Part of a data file
◆ ◆ ◆ ◆ ◆ ◆ ◆
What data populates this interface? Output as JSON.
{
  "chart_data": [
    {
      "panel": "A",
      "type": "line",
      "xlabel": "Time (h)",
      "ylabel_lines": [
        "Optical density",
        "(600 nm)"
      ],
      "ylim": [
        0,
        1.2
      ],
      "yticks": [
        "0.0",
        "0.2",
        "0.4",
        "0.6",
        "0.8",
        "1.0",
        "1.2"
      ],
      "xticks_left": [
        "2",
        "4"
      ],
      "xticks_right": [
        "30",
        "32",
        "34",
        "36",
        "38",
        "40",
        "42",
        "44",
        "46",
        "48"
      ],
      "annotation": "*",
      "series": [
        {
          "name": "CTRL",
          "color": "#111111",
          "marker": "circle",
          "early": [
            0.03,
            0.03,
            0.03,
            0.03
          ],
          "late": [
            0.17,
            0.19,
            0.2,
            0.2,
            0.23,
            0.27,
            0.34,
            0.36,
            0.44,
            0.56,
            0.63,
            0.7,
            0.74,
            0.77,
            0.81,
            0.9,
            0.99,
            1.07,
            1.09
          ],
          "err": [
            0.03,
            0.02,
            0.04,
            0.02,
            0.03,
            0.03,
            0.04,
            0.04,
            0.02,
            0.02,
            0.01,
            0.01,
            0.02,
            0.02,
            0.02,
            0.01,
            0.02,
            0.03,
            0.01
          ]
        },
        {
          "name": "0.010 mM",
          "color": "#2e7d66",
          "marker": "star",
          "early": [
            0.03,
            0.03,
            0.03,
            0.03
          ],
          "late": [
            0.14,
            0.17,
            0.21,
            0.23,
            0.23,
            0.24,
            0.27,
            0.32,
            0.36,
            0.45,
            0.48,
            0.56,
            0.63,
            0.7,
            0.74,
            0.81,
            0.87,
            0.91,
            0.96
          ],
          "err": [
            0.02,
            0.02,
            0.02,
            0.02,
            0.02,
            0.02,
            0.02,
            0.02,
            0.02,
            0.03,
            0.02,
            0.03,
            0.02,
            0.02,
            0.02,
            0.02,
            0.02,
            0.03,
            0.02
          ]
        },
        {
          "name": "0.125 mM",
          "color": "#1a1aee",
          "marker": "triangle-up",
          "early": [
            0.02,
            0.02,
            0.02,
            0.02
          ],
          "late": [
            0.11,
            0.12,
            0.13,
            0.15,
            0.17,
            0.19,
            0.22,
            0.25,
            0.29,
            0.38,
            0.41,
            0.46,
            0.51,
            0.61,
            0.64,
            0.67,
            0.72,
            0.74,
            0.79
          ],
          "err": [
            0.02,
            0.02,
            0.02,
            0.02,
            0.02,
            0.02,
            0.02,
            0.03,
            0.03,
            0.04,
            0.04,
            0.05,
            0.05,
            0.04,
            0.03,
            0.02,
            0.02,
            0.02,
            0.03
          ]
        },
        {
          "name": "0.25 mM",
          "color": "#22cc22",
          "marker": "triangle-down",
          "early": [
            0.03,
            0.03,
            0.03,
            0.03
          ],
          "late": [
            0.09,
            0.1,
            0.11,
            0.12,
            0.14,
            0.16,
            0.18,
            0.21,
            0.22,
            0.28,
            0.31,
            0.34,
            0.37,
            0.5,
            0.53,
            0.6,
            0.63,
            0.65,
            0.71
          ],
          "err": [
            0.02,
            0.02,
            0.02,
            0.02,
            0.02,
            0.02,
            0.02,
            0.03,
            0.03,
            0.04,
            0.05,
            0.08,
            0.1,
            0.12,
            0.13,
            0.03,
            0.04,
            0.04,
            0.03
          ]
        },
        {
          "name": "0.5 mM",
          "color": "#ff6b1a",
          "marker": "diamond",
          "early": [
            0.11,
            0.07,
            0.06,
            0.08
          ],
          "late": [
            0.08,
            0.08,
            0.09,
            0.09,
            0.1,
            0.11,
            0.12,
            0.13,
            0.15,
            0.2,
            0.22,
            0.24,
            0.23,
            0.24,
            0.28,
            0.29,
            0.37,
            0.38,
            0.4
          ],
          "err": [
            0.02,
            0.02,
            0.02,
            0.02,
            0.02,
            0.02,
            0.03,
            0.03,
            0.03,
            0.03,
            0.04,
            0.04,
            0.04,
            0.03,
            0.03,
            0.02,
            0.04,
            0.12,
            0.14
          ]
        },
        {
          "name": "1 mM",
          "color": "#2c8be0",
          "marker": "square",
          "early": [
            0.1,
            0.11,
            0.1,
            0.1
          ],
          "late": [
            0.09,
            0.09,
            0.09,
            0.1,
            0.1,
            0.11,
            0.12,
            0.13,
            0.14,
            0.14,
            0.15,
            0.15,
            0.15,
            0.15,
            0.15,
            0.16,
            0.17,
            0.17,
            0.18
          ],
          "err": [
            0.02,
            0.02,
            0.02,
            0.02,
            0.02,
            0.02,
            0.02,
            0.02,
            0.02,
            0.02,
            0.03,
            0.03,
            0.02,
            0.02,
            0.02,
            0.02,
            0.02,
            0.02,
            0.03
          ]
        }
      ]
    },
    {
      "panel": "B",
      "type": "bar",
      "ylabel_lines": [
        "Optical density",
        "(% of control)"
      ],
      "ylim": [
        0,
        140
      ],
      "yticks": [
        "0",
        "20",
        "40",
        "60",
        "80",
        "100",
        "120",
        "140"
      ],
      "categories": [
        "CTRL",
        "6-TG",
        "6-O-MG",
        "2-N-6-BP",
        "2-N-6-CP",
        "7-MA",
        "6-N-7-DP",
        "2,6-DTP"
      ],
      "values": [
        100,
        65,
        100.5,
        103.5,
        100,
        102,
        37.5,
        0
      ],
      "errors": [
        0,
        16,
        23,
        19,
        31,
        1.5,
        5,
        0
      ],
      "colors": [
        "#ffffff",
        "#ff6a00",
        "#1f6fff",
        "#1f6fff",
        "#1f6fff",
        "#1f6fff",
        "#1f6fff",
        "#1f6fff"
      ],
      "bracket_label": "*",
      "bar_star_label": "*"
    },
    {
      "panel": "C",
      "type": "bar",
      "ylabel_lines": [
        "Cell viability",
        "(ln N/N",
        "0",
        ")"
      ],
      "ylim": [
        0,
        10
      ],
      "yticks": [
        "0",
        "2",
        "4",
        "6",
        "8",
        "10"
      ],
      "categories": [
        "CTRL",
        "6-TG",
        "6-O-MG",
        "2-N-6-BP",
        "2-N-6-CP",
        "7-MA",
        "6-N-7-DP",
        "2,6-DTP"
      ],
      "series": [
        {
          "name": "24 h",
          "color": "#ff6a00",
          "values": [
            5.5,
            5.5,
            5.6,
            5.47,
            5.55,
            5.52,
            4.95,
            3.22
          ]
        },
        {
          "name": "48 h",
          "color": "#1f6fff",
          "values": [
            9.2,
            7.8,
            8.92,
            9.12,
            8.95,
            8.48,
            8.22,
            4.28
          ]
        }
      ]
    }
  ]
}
◆ ◆ ◆ ◆ ◆ ◆ ◆
Problem - Output all records verbatim.

The answer -
What data populates this interface? Output as JSON.
{
  "chart_data": [
    {
      "panel": "A",
      "type": "line",
      "xlabel": "Time (h)",
      "ylabel_lines": [
        "Optical density",
        "(600 nm)"
      ],
      "ylim": [
        0,
        1.2
      ],
      "yticks": [
        "0.0",
        "0.2",
        "0.4",
        "0.6",
        "0.8",
        "1.0",
        "1.2"
      ],
      "xticks_left": [
        "2",
        "4"
      ],
      "xticks_right": [
        "30",
        "32",
        "34",
        "36",
        "38",
        "40",
        "42",
        "44",
        "46",
        "48"
      ],
      "annotation": "*",
      "series": [
        {
          "name": "CTRL",
          "color": "#111111",
          "marker": "circle",
          "early": [
            0.03,
            0.03,
            0.03,
            0.03
          ],
          "late": [
            0.17,
            0.19,
            0.2,
            0.2,
            0.23,
            0.27,
            0.34,
            0.36,
            0.44,
            0.56,
            0.63,
            0.7,
            0.74,
            0.77,
            0.81,
            0.9,
            0.99,
            1.07,
            1.09
          ],
          "err": [
            0.03,
            0.02,
            0.04,
            0.02,
            0.03,
            0.03,
            0.04,
            0.04,
            0.02,
            0.02,
            0.01,
            0.01,
            0.02,
            0.02,
            0.02,
            0.01,
            0.02,
            0.03,
            0.01
          ]
        },
        {
          "name": "0.010 mM",
          "color": "#2e7d66",
          "marker": "star",
          "early": [
            0.03,
            0.03,
            0.03,
            0.03
          ],
          "late": [
            0.14,
            0.17,
            0.21,
            0.23,
            0.23,
            0.24,
            0.27,
            0.32,
            0.36,
            0.45,
            0.48,
            0.56,
            0.63,
            0.7,
            0.74,
            0.81,
            0.87,
            0.91,
            0.96
          ],
          "err": [
            0.02,
            0.02,
            0.02,
            0.02,
            0.02,
            0.02,
            0.02,
            0.02,
            0.02,
            0.03,
            0.02,
            0.03,
            0.02,
            0.02,
            0.02,
            0.02,
            0.02,
            0.03,
            0.02
          ]
        },
        {
          "name": "0.125 mM",
          "color": "#1a1aee",
          "marker": "triangle-up",
          "early": [
            0.02,
            0.02,
            0.02,
            0.02
          ],
          "late": [
            0.11,
            0.12,
            0.13,
            0.15,
            0.17,
            0.19,
            0.22,
            0.25,
            0.29,
            0.38,
            0.41,
            0.46,
            0.51,
            0.61,
            0.64,
            0.67,
            0.72,
            0.74,
            0.79
          ],
          "err": [
            0.02,
            0.02,
            0.02,
            0.02,
            0.02,
            0.02,
            0.02,
            0.03,
            0.03,
            0.04,
            0.04,
            0.05,
            0.05,
            0.04,
            0.03,
            0.02,
            0.02,
            0.02,
            0.03
          ]
        },
        {
          "name": "0.25 mM",
          "color": "#22cc22",
          "marker": "triangle-down",
          "early": [
            0.03,
            0.03,
            0.03,
            0.03
          ],
          "late": [
            0.09,
            0.1,
            0.11,
            0.12,
            0.14,
            0.16,
            0.18,
            0.21,
            0.22,
            0.28,
            0.31,
            0.34,
            0.37,
            0.5,
            0.53,
            0.6,
            0.63,
            0.65,
            0.71
          ],
          "err": [
            0.02,
            0.02,
            0.02,
            0.02,
            0.02,
            0.02,
            0.02,
            0.03,
            0.03,
            0.04,
            0.05,
            0.08,
            0.1,
            0.12,
            0.13,
            0.03,
            0.04,
            0.04,
            0.03
          ]
        },
        {
          "name": "0.5 mM",
          "color": "#ff6b1a",
          "marker": "diamond",
          "early": [
            0.11,
            0.07,
            0.06,
            0.08
          ],
          "late": [
            0.08,
            0.08,
            0.09,
            0.09,
            0.1,
            0.11,
            0.12,
            0.13,
            0.15,
            0.2,
            0.22,
            0.24,
            0.23,
            0.24,
            0.28,
            0.29,
            0.37,
            0.38,
            0.4
          ],
          "err": [
            0.02,
            0.02,
            0.02,
            0.02,
            0.02,
            0.02,
            0.03,
            0.03,
            0.03,
            0.03,
            0.04,
            0.04,
            0.04,
            0.03,
            0.03,
            0.02,
            0.04,
            0.12,
            0.14
          ]
        },
        {
          "name": "1 mM",
          "color": "#2c8be0",
          "marker": "square",
          "early": [
            0.1,
            0.11,
            0.1,
            0.1
          ],
          "late": [
            0.09,
            0.09,
            0.09,
            0.1,
            0.1,
            0.11,
            0.12,
            0.13,
            0.14,
            0.14,
            0.15,
            0.15,
            0.15,
            0.15,
            0.15,
            0.16,
            0.17,
            0.17,
            0.18
          ],
          "err": [
            0.02,
            0.02,
            0.02,
            0.02,
            0.02,
            0.02,
            0.02,
            0.02,
            0.02,
            0.02,
            0.03,
            0.03,
            0.02,
            0.02,
            0.02,
            0.02,
            0.02,
            0.02,
            0.03
          ]
        }
      ]
    },
    {
      "panel": "B",
      "type": "bar",
      "ylabel_lines": [
        "Optical density",
        "(% of control)"
      ],
      "ylim": [
        0,
        140
      ],
      "yticks": [
        "0",
        "20",
        "40",
        "60",
        "80",
        "100",
        "120",
        "140"
      ],
      "categories": [
        "CTRL",
        "6-TG",
        "6-O-MG",
        "2-N-6-BP",
        "2-N-6-CP",
        "7-MA",
        "6-N-7-DP",
        "2,6-DTP"
      ],
      "values": [
        100,
        65,
        100.5,
        103.5,
        100,
        102,
        37.5,
        0
      ],
      "errors": [
        0,
        16,
        23,
        19,
        31,
        1.5,
        5,
        0
      ],
      "colors": [
        "#ffffff",
        "#ff6a00",
        "#1f6fff",
        "#1f6fff",
        "#1f6fff",
        "#1f6fff",
        "#1f6fff",
        "#1f6fff"
      ],
      "bracket_label": "*",
      "bar_star_label": "*"
    },
    {
      "panel": "C",
      "type": "bar",
      "ylabel_lines": [
        "Cell viability",
        "(ln N/N",
        "0",
        ")"
      ],
      "ylim": [
        0,
        10
      ],
      "yticks": [
        "0",
        "2",
        "4",
        "6",
        "8",
        "10"
      ],
      "categories": [
        "CTRL",
        "6-TG",
        "6-O-MG",
        "2-N-6-BP",
        "2-N-6-CP",
        "7-MA",
        "6-N-7-DP",
        "2,6-DTP"
      ],
      "series": [
        {
          "name": "24 h",
          "color": "#ff6a00",
          "values": [
            5.5,
            5.5,
            5.6,
            5.47,
            5.55,
            5.52,
            4.95,
            3.22
          ]
        },
        {
          "name": "48 h",
          "color": "#1f6fff",
          "values": [
            9.2,
            7.8,
            8.92,
            9.12,
            8.95,
            8.48,
            8.22,
            4.28
          ]
        }
      ]
    }
  ]
}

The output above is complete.